- **TASK**
Print the entries that appear below, exactly as written and without their pictures.

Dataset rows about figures
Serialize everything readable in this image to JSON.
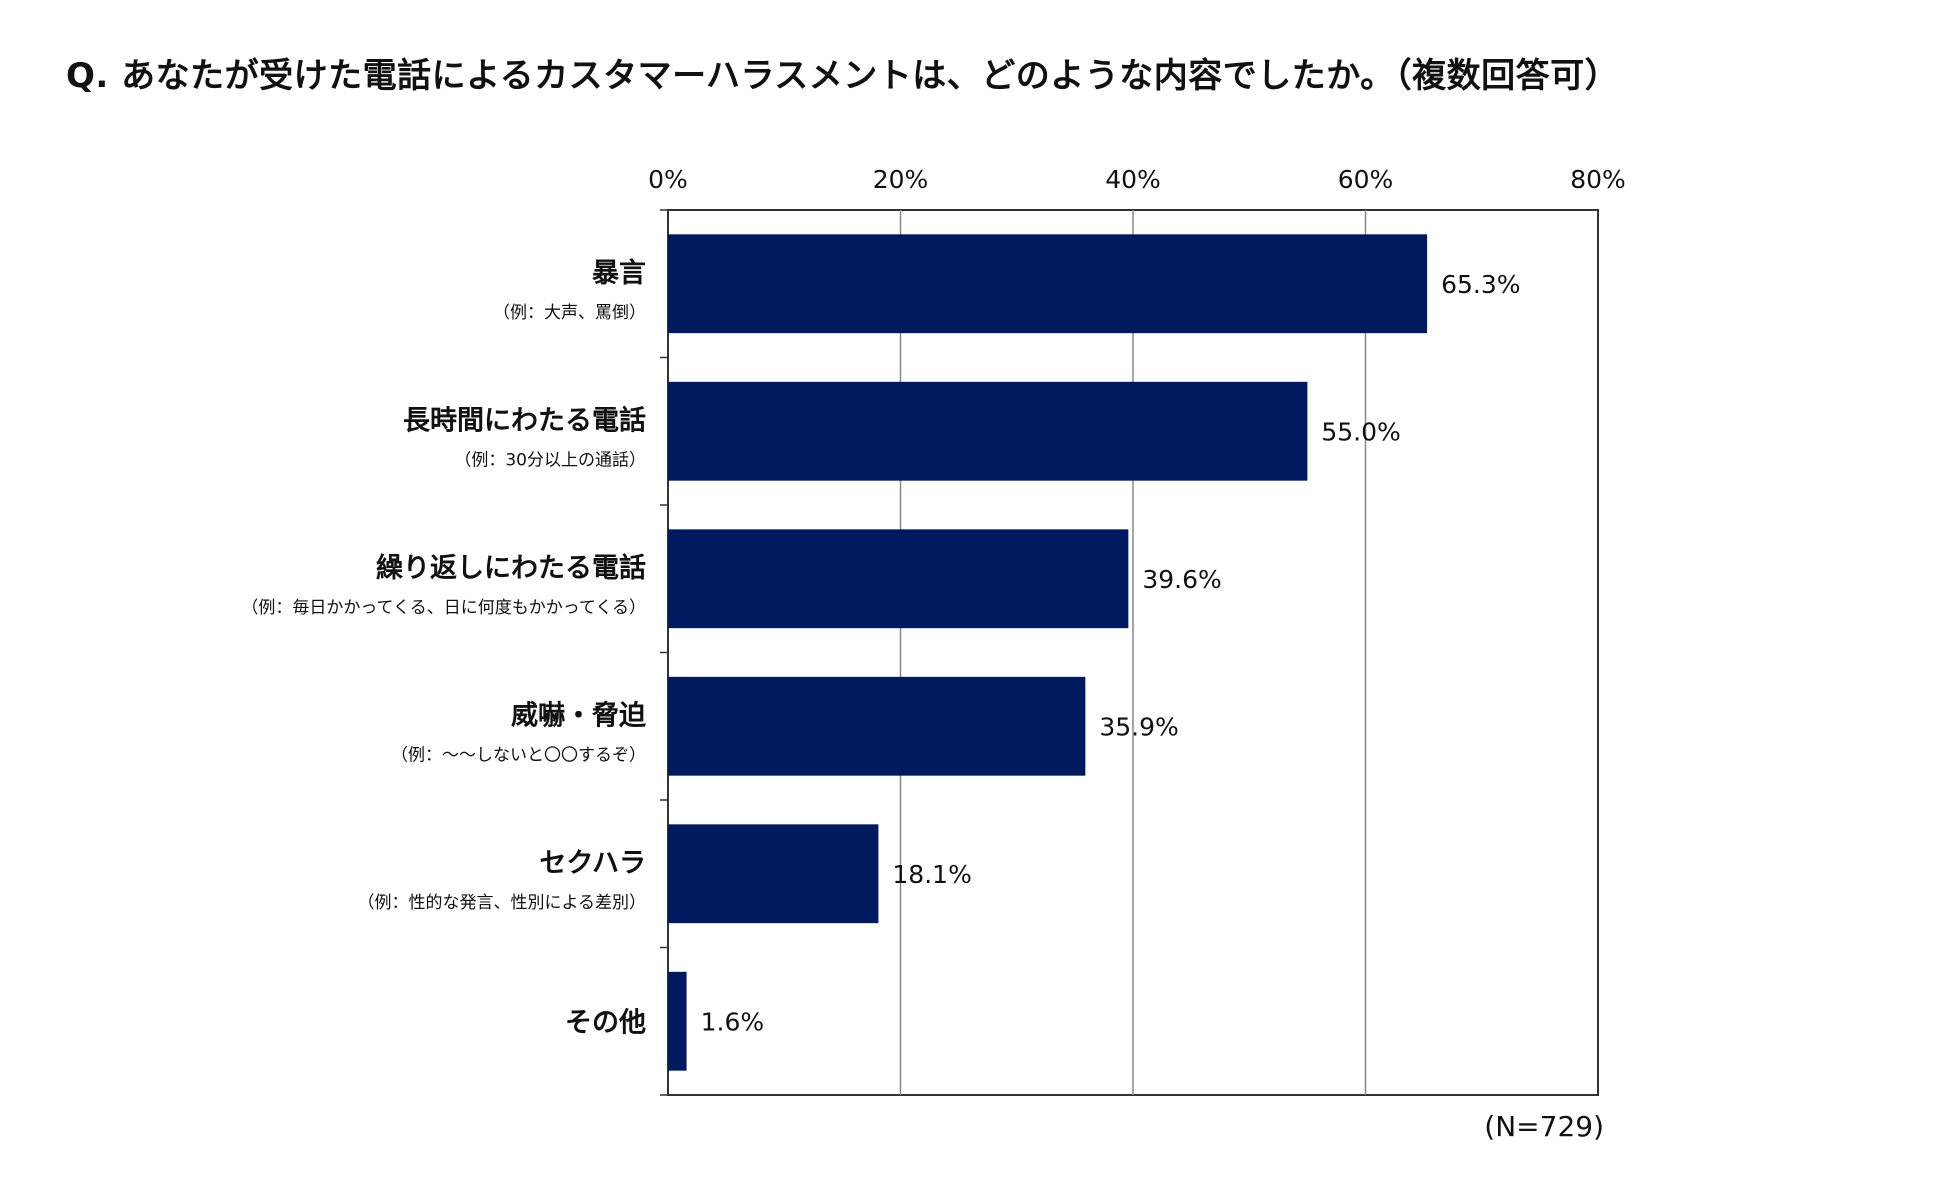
{
  "title": "Q. あなたが受けた電話によるカスタマーハラスメントは、どのような内容でしたか。（複数回答可）",
  "note": "(N=729)",
  "colors": {
    "bar": "#001a60",
    "grid": "#888888",
    "axis": "#333333",
    "text": "#111111"
  },
  "chart_data": {
    "type": "bar",
    "orientation": "horizontal",
    "title": "Q. あなたが受けた電話によるカスタマーハラスメントは、どのような内容でしたか。（複数回答可）",
    "xlim": [
      0,
      80
    ],
    "xticks": [
      0,
      20,
      40,
      60,
      80
    ],
    "xtick_labels": [
      "0%",
      "20%",
      "40%",
      "60%",
      "80%"
    ],
    "grid": true,
    "categories": [
      {
        "label": "暴言",
        "sub": "（例：大声、罵倒）",
        "value": 65.3,
        "value_label": "65.3%"
      },
      {
        "label": "長時間にわたる電話",
        "sub": "（例：30分以上の通話）",
        "value": 55.0,
        "value_label": "55.0%"
      },
      {
        "label": "繰り返しにわたる電話",
        "sub": "（例：毎日かかってくる、日に何度もかかってくる）",
        "value": 39.6,
        "value_label": "39.6%"
      },
      {
        "label": "威嚇・脅迫",
        "sub": "（例：〜〜しないと〇〇するぞ）",
        "value": 35.9,
        "value_label": "35.9%"
      },
      {
        "label": "セクハラ",
        "sub": "（例：性的な発言、性別による差別）",
        "value": 18.1,
        "value_label": "18.1%"
      },
      {
        "label": "その他",
        "sub": "",
        "value": 1.6,
        "value_label": "1.6%"
      }
    ]
  }
}
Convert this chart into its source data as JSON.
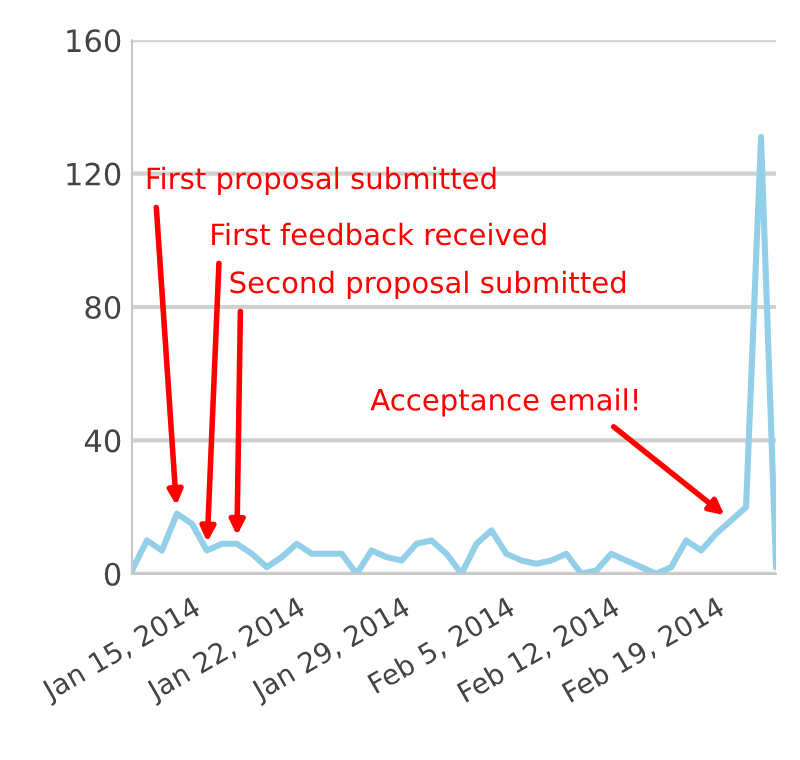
{
  "chart_data": {
    "type": "line",
    "x": [
      "2014-01-11",
      "2014-01-12",
      "2014-01-13",
      "2014-01-14",
      "2014-01-15",
      "2014-01-16",
      "2014-01-17",
      "2014-01-18",
      "2014-01-19",
      "2014-01-20",
      "2014-01-21",
      "2014-01-22",
      "2014-01-23",
      "2014-01-24",
      "2014-01-25",
      "2014-01-26",
      "2014-01-27",
      "2014-01-28",
      "2014-01-29",
      "2014-01-30",
      "2014-01-31",
      "2014-02-01",
      "2014-02-02",
      "2014-02-03",
      "2014-02-04",
      "2014-02-05",
      "2014-02-06",
      "2014-02-07",
      "2014-02-08",
      "2014-02-09",
      "2014-02-10",
      "2014-02-11",
      "2014-02-12",
      "2014-02-13",
      "2014-02-14",
      "2014-02-15",
      "2014-02-16",
      "2014-02-17",
      "2014-02-18",
      "2014-02-19",
      "2014-02-20",
      "2014-02-21",
      "2014-02-22",
      "2014-02-23"
    ],
    "series": [
      {
        "color": "#94cfea",
        "values": [
          1,
          10,
          7,
          18,
          15,
          7,
          9,
          9,
          6,
          2,
          5,
          9,
          6,
          6,
          6,
          0,
          7,
          5,
          4,
          9,
          10,
          6,
          0,
          9,
          13,
          6,
          4,
          3,
          4,
          6,
          0,
          1,
          6,
          4,
          2,
          0,
          2,
          10,
          7,
          12,
          16,
          20,
          131,
          2
        ]
      }
    ],
    "xlim": [
      "2014-01-11",
      "2014-02-23"
    ],
    "xticks": [
      {
        "value": "2014-01-15",
        "label": "Jan 15, 2014"
      },
      {
        "value": "2014-01-22",
        "label": "Jan 22, 2014"
      },
      {
        "value": "2014-01-29",
        "label": "Jan 29, 2014"
      },
      {
        "value": "2014-02-05",
        "label": "Feb 5, 2014"
      },
      {
        "value": "2014-02-12",
        "label": "Feb 12, 2014"
      },
      {
        "value": "2014-02-19",
        "label": "Feb 19, 2014"
      }
    ],
    "ylim": [
      0,
      160
    ],
    "yticks": [
      0,
      40,
      80,
      120,
      160
    ],
    "grid": "y",
    "marker": "none",
    "line_style": "solid",
    "annotations": [
      {
        "text": "First proposal submitted",
        "x": "2014-01-14",
        "y": 18
      },
      {
        "text": "First feedback received",
        "x": "2014-01-16",
        "y": 7
      },
      {
        "text": "Second proposal submitted",
        "x": "2014-01-18",
        "y": 9
      },
      {
        "text": "Acceptance email!",
        "x": "2014-02-20",
        "y": 16
      }
    ]
  }
}
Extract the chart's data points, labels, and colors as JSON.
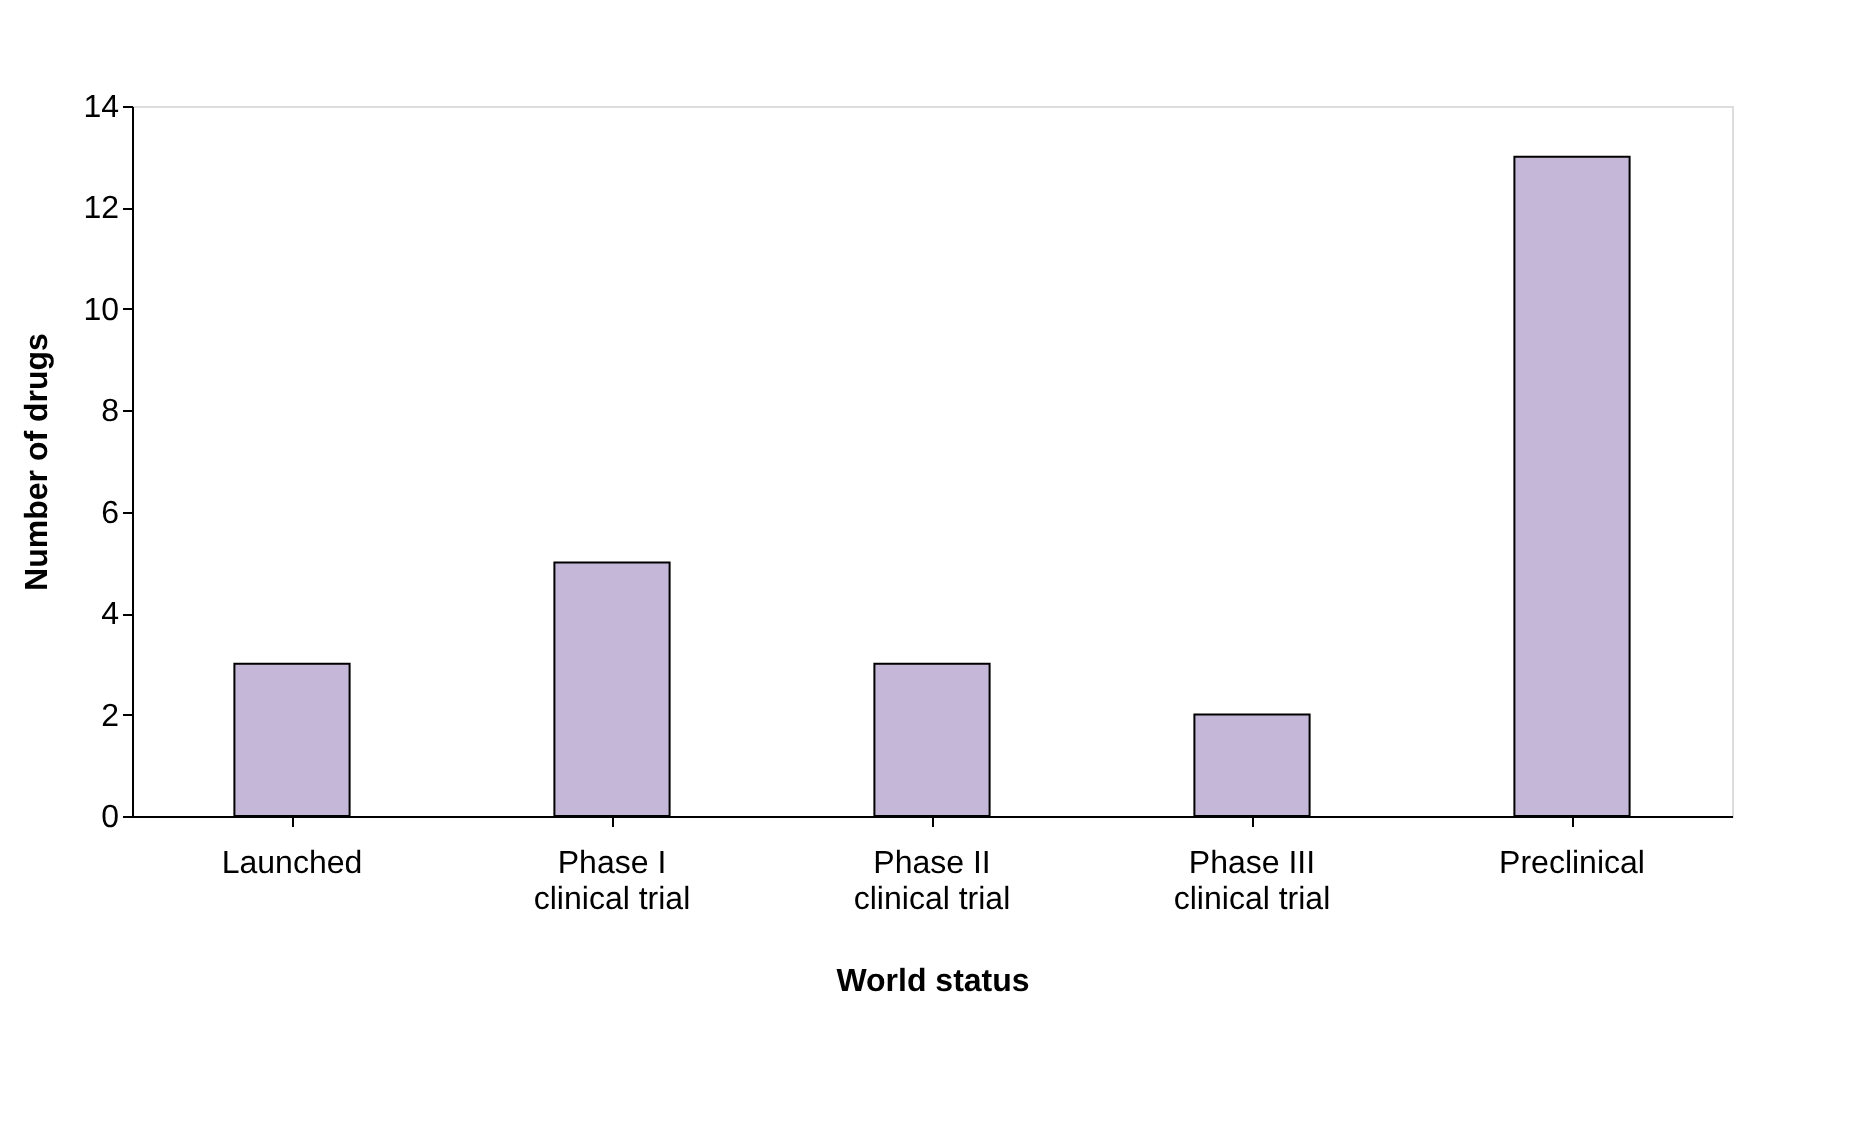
{
  "chart_data": {
    "type": "bar",
    "xlabel": "World status",
    "ylabel": "Number of drugs",
    "categories": [
      "Launched",
      "Phase I\nclinical trial",
      "Phase II\nclinical trial",
      "Phase III\nclinical trial",
      "Preclinical"
    ],
    "values": [
      3,
      5,
      3,
      2,
      13
    ],
    "color": "#c5b7d7",
    "ylim": [
      0,
      14
    ],
    "yticks": [
      0,
      2,
      4,
      6,
      8,
      10,
      12,
      14
    ],
    "grid": false
  }
}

- **TASK RESPONSE**
Serialize everything readable in this image to JSON.
{
  "title": "Q. あなたが受けた電話によるカスタマーハラスメントは、どのような内容でしたか。（複数回答可）",
  "note": "(N=729)",
  "colors": {
    "bar": "#001a60",
    "grid": "#888888",
    "axis": "#333333",
    "text": "#111111"
  },
  "chart_data": {
    "type": "bar",
    "orientation": "horizontal",
    "title": "Q. あなたが受けた電話によるカスタマーハラスメントは、どのような内容でしたか。（複数回答可）",
    "xlim": [
      0,
      80
    ],
    "xticks": [
      0,
      20,
      40,
      60,
      80
    ],
    "xtick_labels": [
      "0%",
      "20%",
      "40%",
      "60%",
      "80%"
    ],
    "grid": true,
    "categories": [
      {
        "label": "暴言",
        "sub": "（例：大声、罵倒）",
        "value": 65.3,
        "value_label": "65.3%"
      },
      {
        "label": "長時間にわたる電話",
        "sub": "（例：30分以上の通話）",
        "value": 55.0,
        "value_label": "55.0%"
      },
      {
        "label": "繰り返しにわたる電話",
        "sub": "（例：毎日かかってくる、日に何度もかかってくる）",
        "value": 39.6,
        "value_label": "39.6%"
      },
      {
        "label": "威嚇・脅迫",
        "sub": "（例：〜〜しないと〇〇するぞ）",
        "value": 35.9,
        "value_label": "35.9%"
      },
      {
        "label": "セクハラ",
        "sub": "（例：性的な発言、性別による差別）",
        "value": 18.1,
        "value_label": "18.1%"
      },
      {
        "label": "その他",
        "sub": "",
        "value": 1.6,
        "value_label": "1.6%"
      }
    ]
  }
}
Convert this chart into its source data as JSON.
{
  "chart_data": {
    "type": "line",
    "x": [
      "2014-01-11",
      "2014-01-12",
      "2014-01-13",
      "2014-01-14",
      "2014-01-15",
      "2014-01-16",
      "2014-01-17",
      "2014-01-18",
      "2014-01-19",
      "2014-01-20",
      "2014-01-21",
      "2014-01-22",
      "2014-01-23",
      "2014-01-24",
      "2014-01-25",
      "2014-01-26",
      "2014-01-27",
      "2014-01-28",
      "2014-01-29",
      "2014-01-30",
      "2014-01-31",
      "2014-02-01",
      "2014-02-02",
      "2014-02-03",
      "2014-02-04",
      "2014-02-05",
      "2014-02-06",
      "2014-02-07",
      "2014-02-08",
      "2014-02-09",
      "2014-02-10",
      "2014-02-11",
      "2014-02-12",
      "2014-02-13",
      "2014-02-14",
      "2014-02-15",
      "2014-02-16",
      "2014-02-17",
      "2014-02-18",
      "2014-02-19",
      "2014-02-20",
      "2014-02-21",
      "2014-02-22",
      "2014-02-23"
    ],
    "series": [
      {
        "color": "#94cfea",
        "values": [
          1,
          10,
          7,
          18,
          15,
          7,
          9,
          9,
          6,
          2,
          5,
          9,
          6,
          6,
          6,
          0,
          7,
          5,
          4,
          9,
          10,
          6,
          0,
          9,
          13,
          6,
          4,
          3,
          4,
          6,
          0,
          1,
          6,
          4,
          2,
          0,
          2,
          10,
          7,
          12,
          16,
          20,
          131,
          2
        ]
      }
    ],
    "xlim": [
      "2014-01-11",
      "2014-02-23"
    ],
    "xticks": [
      {
        "value": "2014-01-15",
        "label": "Jan 15, 2014"
      },
      {
        "value": "2014-01-22",
        "label": "Jan 22, 2014"
      },
      {
        "value": "2014-01-29",
        "label": "Jan 29, 2014"
      },
      {
        "value": "2014-02-05",
        "label": "Feb 5, 2014"
      },
      {
        "value": "2014-02-12",
        "label": "Feb 12, 2014"
      },
      {
        "value": "2014-02-19",
        "label": "Feb 19, 2014"
      }
    ],
    "ylim": [
      0,
      160
    ],
    "yticks": [
      0,
      40,
      80,
      120,
      160
    ],
    "grid": "y",
    "marker": "none",
    "line_style": "solid",
    "annotations": [
      {
        "text": "First proposal submitted",
        "x": "2014-01-14",
        "y": 18
      },
      {
        "text": "First feedback received",
        "x": "2014-01-16",
        "y": 7
      },
      {
        "text": "Second proposal submitted",
        "x": "2014-01-18",
        "y": 9
      },
      {
        "text": "Acceptance email!",
        "x": "2014-02-20",
        "y": 16
      }
    ]
  }
}
Extract the chart's data points, labels, and colors as JSON.
{
  "chart_data": {
    "type": "bar",
    "xlabel": "World status",
    "ylabel": "Number of drugs",
    "categories": [
      "Launched",
      "Phase I\nclinical trial",
      "Phase II\nclinical trial",
      "Phase III\nclinical trial",
      "Preclinical"
    ],
    "values": [
      3,
      5,
      3,
      2,
      13
    ],
    "color": "#c5b7d7",
    "ylim": [
      0,
      14
    ],
    "yticks": [
      0,
      2,
      4,
      6,
      8,
      10,
      12,
      14
    ],
    "grid": false
  }
}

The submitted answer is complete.